▶ **Written exercise**: Check every line below for the string "processing", and copy the lines that contain it.

▶ **Stored data**:

--- Begin ---

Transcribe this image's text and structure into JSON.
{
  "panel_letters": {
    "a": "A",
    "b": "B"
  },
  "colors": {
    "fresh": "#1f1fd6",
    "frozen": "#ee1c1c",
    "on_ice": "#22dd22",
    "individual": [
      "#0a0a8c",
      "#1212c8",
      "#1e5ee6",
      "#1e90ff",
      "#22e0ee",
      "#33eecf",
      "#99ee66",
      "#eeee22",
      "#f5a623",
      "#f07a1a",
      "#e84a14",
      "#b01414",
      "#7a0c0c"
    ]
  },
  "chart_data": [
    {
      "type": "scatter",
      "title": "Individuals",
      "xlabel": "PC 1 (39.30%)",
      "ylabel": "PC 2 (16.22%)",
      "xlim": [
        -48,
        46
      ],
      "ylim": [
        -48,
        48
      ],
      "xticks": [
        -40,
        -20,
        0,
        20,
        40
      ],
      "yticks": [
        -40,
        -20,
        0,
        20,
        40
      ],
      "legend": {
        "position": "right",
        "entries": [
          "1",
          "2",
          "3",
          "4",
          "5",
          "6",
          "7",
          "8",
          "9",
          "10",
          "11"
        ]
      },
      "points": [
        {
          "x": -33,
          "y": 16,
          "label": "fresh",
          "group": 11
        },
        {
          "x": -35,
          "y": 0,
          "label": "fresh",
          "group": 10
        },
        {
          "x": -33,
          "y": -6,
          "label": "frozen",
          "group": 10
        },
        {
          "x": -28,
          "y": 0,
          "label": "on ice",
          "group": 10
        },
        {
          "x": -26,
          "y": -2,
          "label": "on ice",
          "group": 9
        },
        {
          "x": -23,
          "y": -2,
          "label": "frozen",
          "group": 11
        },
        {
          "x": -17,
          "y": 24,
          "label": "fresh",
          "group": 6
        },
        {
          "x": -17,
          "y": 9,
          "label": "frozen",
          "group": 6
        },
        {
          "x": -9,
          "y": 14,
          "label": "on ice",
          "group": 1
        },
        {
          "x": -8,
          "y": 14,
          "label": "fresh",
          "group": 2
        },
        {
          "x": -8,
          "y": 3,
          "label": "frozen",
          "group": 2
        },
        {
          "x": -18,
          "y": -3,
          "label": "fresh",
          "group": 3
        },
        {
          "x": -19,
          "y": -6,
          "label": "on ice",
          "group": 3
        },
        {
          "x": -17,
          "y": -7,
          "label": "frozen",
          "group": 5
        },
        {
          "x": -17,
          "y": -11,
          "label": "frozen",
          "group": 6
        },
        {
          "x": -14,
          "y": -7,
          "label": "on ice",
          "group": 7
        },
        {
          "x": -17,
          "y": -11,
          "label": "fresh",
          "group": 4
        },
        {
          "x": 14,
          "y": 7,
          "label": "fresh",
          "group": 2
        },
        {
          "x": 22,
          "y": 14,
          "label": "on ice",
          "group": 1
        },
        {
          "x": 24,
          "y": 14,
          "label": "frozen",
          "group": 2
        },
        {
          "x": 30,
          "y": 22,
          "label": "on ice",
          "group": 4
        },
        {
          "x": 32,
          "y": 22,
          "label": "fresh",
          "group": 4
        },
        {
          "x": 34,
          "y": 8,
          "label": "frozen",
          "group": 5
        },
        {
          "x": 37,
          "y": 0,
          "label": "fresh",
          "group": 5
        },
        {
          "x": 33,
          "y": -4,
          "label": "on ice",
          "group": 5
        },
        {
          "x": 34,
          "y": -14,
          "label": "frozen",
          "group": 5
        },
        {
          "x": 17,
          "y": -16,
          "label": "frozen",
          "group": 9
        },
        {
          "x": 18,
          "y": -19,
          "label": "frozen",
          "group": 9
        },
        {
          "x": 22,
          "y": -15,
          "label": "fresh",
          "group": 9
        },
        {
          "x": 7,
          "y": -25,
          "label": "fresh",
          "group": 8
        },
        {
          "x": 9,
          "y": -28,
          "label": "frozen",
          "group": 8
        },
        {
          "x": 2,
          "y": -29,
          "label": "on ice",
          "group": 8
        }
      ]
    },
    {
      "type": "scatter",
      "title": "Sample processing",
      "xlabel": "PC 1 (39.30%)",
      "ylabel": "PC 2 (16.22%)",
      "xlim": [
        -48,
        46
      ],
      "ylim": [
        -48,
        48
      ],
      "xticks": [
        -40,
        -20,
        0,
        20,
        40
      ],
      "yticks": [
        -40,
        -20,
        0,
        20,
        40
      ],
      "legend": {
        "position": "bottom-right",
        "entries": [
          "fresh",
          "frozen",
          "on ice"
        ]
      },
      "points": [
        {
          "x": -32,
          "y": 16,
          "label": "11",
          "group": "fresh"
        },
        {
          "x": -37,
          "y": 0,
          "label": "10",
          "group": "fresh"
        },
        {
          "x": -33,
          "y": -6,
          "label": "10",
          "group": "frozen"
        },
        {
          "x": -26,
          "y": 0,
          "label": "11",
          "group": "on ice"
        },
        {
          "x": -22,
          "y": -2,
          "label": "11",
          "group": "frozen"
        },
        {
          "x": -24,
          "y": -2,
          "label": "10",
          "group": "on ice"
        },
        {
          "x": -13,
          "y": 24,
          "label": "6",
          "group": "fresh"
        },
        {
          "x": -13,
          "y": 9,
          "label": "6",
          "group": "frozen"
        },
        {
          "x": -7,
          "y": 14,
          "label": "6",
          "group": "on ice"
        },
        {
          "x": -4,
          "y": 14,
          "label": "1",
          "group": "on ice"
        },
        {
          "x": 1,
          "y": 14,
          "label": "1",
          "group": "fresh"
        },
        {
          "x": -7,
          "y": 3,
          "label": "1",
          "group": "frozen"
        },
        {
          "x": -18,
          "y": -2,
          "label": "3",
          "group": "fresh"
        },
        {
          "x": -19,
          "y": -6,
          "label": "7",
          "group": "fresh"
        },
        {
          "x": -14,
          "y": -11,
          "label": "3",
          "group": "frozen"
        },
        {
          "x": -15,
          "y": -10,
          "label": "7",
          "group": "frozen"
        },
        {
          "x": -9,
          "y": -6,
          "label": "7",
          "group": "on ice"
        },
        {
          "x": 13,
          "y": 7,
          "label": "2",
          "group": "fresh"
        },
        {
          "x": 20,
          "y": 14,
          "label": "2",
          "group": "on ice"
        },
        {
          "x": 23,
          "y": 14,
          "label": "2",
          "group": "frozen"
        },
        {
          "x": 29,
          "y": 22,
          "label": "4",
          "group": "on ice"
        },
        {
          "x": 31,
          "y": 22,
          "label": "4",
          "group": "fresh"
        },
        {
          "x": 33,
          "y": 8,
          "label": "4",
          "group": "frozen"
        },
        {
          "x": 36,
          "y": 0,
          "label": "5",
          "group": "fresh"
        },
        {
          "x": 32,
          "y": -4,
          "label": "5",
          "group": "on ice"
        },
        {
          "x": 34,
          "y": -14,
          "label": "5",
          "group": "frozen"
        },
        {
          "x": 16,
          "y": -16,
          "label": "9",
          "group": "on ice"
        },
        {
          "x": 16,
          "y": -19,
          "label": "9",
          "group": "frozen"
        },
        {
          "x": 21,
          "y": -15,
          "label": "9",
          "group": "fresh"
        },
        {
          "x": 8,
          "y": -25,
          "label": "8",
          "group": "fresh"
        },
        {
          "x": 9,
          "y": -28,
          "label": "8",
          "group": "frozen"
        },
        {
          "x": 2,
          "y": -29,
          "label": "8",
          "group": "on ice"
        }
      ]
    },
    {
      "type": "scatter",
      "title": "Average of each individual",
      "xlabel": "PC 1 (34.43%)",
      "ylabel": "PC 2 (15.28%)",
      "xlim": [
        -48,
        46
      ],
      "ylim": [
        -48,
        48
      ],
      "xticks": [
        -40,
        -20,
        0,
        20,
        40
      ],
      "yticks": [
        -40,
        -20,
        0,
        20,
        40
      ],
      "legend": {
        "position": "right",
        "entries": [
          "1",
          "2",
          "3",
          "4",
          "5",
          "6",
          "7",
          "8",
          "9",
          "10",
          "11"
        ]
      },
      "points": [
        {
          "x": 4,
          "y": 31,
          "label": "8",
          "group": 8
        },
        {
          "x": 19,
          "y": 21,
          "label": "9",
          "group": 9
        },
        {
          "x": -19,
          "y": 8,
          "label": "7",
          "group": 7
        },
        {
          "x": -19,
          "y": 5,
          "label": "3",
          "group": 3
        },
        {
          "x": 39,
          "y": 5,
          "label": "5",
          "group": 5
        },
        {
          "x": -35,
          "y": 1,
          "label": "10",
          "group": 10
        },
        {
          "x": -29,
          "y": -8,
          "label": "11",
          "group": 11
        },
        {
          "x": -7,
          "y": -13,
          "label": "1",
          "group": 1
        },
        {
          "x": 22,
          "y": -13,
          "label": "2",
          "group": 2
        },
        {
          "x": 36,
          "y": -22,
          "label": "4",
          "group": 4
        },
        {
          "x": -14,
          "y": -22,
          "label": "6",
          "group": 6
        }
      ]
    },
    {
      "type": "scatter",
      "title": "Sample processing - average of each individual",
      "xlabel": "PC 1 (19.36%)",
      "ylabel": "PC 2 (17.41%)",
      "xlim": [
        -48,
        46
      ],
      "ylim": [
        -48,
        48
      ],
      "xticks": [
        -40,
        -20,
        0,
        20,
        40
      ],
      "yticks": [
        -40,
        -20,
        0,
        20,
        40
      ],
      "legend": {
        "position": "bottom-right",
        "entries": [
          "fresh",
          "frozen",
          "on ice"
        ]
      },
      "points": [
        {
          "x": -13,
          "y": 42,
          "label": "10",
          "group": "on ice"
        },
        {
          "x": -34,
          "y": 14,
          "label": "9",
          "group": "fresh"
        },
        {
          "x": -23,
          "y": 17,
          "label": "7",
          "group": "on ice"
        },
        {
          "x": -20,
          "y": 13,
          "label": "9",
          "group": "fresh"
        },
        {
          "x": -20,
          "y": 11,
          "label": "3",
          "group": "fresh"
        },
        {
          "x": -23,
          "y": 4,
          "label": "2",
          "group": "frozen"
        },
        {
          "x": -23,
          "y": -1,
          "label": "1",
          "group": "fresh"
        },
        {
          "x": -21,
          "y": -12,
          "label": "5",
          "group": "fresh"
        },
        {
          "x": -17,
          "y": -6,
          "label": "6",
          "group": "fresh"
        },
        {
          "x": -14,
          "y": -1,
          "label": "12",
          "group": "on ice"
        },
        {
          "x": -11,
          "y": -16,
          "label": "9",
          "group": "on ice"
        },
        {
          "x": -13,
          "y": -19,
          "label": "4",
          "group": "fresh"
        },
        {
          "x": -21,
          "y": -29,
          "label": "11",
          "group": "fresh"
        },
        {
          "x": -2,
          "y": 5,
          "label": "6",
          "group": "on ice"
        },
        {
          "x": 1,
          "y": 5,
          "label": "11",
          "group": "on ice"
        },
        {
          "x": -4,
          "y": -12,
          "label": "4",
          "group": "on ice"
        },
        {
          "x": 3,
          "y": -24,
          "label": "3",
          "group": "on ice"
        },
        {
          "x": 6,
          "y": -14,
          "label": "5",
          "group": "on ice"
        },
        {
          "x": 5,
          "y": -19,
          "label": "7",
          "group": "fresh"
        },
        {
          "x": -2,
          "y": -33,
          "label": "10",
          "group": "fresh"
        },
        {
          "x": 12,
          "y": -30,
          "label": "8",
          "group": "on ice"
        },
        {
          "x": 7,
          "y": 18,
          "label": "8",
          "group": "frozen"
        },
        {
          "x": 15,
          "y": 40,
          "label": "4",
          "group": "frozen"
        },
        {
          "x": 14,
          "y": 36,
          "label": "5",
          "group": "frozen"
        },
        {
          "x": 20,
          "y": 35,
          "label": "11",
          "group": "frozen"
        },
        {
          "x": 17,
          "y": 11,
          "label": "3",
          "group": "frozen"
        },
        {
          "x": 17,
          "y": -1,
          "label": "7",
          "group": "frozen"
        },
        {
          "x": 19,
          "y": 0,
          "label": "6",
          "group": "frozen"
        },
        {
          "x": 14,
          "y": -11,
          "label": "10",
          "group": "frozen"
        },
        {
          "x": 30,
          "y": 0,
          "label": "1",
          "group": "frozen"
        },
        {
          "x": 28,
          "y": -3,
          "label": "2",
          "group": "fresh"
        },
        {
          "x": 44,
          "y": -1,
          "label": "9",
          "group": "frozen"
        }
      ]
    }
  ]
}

--- End ---

▶ **Task output**:
      "title": "Sample processing",
      "title": "Sample processing - average of each individual",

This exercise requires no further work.